**YOUR INSTRUCTIONS**.
The records below are made of lines; count those holding the word "Bairro" and give the number only.

Figure record extracts:
------

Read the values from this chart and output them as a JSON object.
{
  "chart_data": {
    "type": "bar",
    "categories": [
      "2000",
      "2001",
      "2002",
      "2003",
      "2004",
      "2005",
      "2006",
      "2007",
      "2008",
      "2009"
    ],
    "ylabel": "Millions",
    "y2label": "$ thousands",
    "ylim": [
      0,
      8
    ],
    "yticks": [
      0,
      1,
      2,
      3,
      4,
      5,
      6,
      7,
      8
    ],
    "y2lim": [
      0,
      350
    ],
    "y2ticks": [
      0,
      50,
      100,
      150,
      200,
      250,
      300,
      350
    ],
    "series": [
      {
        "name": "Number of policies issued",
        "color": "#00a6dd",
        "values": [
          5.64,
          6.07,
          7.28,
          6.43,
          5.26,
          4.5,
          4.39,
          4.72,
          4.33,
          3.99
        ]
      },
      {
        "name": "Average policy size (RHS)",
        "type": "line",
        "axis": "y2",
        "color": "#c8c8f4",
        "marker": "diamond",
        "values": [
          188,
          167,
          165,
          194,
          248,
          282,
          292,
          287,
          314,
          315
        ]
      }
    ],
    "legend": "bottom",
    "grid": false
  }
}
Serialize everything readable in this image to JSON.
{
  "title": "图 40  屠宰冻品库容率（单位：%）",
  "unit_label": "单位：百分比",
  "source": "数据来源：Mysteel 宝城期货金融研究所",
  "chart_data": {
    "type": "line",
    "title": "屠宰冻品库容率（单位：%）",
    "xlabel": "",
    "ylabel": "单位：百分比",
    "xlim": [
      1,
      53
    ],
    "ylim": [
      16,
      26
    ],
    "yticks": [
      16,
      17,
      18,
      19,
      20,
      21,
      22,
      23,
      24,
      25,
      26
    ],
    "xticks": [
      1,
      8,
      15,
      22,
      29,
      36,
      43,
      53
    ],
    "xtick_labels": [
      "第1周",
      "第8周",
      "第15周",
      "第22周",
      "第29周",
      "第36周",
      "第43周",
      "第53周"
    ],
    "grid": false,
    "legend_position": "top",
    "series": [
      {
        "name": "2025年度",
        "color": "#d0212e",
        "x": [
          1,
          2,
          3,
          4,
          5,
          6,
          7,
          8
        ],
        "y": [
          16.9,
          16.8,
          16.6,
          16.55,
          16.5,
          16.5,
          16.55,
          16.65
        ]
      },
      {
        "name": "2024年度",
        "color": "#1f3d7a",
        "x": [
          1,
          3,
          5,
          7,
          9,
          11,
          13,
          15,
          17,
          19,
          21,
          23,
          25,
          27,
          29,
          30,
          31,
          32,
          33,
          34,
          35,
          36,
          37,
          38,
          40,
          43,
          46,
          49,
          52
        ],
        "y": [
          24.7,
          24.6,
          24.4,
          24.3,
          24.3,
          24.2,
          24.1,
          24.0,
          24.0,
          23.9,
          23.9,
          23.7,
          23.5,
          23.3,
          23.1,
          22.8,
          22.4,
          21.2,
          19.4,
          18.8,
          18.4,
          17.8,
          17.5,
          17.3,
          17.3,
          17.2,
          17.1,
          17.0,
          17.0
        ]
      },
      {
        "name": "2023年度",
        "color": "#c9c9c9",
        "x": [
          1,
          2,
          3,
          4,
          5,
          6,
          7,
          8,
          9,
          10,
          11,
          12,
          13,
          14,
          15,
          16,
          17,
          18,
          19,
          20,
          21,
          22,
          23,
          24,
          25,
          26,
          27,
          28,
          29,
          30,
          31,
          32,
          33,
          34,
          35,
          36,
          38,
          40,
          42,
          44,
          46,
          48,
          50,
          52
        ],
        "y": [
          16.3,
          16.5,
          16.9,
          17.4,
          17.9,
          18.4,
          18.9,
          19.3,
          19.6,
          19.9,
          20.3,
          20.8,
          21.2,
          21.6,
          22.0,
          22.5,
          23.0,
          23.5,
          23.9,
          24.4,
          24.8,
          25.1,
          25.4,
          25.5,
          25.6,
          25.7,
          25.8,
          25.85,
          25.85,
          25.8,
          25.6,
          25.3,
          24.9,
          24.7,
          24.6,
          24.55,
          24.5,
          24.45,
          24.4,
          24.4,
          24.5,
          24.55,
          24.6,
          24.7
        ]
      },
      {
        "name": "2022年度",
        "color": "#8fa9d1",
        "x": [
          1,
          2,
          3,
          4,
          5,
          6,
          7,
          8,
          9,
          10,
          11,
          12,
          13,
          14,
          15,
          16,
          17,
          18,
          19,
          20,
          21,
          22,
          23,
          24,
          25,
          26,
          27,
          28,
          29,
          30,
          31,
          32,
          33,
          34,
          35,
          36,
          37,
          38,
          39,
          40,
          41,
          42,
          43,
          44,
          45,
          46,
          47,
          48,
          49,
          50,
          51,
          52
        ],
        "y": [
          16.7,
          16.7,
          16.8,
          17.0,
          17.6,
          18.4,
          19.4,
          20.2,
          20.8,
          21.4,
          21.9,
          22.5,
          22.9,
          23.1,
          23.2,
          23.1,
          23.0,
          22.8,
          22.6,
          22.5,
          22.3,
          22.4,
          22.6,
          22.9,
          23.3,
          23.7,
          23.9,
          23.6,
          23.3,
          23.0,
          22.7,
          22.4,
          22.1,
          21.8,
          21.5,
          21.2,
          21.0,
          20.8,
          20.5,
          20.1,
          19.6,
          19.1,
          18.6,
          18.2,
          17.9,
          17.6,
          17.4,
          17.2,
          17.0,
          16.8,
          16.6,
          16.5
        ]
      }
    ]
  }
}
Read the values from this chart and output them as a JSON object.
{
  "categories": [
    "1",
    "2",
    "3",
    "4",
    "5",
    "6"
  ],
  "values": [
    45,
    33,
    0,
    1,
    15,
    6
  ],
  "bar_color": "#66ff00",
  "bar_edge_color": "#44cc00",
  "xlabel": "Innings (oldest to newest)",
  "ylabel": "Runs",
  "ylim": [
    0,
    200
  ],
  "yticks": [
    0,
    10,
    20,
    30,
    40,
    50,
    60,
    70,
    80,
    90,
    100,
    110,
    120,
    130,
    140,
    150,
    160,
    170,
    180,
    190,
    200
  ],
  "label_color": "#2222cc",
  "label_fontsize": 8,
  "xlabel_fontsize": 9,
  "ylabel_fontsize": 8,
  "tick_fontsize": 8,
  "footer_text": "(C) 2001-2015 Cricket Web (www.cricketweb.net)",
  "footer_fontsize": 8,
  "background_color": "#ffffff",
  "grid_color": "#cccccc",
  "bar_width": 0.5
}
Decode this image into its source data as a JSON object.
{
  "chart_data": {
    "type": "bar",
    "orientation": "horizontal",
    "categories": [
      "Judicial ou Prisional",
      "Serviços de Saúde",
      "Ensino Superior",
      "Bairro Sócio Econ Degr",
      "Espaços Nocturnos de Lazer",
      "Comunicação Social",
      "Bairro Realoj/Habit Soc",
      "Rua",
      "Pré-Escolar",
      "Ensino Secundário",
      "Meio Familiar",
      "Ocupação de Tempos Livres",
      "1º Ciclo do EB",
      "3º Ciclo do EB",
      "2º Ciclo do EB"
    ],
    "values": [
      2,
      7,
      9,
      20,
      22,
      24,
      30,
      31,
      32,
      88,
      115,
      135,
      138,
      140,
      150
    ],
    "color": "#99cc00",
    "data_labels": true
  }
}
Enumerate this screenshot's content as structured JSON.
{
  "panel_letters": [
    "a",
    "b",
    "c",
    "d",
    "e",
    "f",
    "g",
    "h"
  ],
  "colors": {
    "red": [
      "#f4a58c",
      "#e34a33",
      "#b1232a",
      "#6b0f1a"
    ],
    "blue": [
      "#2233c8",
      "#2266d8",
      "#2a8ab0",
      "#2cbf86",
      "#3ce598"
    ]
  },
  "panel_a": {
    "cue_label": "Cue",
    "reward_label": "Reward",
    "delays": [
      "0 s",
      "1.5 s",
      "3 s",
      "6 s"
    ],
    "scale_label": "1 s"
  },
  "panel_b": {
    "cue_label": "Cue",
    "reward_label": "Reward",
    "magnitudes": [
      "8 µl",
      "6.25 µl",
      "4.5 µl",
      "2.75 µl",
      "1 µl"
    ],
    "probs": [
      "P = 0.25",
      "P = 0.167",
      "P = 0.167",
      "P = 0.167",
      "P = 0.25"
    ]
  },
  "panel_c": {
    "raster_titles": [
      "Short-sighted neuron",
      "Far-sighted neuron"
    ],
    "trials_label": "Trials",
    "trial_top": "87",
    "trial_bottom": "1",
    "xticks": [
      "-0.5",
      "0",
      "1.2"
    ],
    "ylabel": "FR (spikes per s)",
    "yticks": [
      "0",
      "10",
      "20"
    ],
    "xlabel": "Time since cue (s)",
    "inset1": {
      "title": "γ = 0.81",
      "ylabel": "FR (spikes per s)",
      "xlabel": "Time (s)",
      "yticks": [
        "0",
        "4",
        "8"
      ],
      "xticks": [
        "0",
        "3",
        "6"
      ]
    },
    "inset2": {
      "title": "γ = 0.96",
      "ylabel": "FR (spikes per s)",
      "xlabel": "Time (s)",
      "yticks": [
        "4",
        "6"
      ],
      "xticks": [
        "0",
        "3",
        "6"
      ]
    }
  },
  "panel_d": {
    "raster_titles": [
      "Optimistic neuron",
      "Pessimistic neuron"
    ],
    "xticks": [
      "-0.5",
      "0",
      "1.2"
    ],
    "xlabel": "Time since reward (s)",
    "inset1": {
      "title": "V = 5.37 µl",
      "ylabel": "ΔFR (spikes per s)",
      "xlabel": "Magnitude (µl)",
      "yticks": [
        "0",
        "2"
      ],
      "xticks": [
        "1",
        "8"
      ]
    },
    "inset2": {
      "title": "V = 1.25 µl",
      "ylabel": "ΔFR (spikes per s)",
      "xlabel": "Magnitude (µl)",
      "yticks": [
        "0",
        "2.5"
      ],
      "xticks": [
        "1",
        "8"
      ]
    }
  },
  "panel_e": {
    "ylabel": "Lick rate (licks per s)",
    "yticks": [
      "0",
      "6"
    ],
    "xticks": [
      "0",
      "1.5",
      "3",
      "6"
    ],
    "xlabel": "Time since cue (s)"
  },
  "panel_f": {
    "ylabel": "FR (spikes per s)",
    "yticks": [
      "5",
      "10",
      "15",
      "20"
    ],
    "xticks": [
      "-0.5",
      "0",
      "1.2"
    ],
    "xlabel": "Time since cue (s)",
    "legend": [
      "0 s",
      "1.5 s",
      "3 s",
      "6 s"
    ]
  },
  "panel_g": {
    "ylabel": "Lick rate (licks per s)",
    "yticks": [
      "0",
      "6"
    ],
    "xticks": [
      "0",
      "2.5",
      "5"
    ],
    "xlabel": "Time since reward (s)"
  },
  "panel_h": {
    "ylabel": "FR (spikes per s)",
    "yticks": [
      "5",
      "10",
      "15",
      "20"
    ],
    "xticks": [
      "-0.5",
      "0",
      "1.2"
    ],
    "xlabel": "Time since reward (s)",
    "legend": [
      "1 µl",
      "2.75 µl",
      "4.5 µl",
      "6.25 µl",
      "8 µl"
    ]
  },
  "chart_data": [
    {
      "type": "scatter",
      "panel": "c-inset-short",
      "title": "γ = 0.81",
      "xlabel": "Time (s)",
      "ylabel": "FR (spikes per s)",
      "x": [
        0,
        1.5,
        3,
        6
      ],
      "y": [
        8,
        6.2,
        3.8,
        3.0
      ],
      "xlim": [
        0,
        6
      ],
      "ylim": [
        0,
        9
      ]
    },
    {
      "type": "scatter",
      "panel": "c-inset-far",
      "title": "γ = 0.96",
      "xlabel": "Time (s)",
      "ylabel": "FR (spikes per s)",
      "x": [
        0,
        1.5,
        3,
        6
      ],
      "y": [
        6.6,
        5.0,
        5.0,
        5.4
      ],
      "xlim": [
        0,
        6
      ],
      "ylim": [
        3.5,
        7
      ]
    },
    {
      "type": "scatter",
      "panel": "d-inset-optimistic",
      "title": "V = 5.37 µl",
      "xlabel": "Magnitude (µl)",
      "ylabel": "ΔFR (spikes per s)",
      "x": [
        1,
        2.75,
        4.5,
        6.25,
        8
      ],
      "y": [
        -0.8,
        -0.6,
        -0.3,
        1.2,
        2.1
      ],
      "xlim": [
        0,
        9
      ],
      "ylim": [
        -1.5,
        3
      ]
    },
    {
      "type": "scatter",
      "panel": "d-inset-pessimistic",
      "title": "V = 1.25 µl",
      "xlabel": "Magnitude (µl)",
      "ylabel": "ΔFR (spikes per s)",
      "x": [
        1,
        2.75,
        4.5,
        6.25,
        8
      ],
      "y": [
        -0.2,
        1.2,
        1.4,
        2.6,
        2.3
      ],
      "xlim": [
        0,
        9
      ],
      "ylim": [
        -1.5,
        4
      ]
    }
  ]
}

------

**EXPECTED OUTPUT**.
2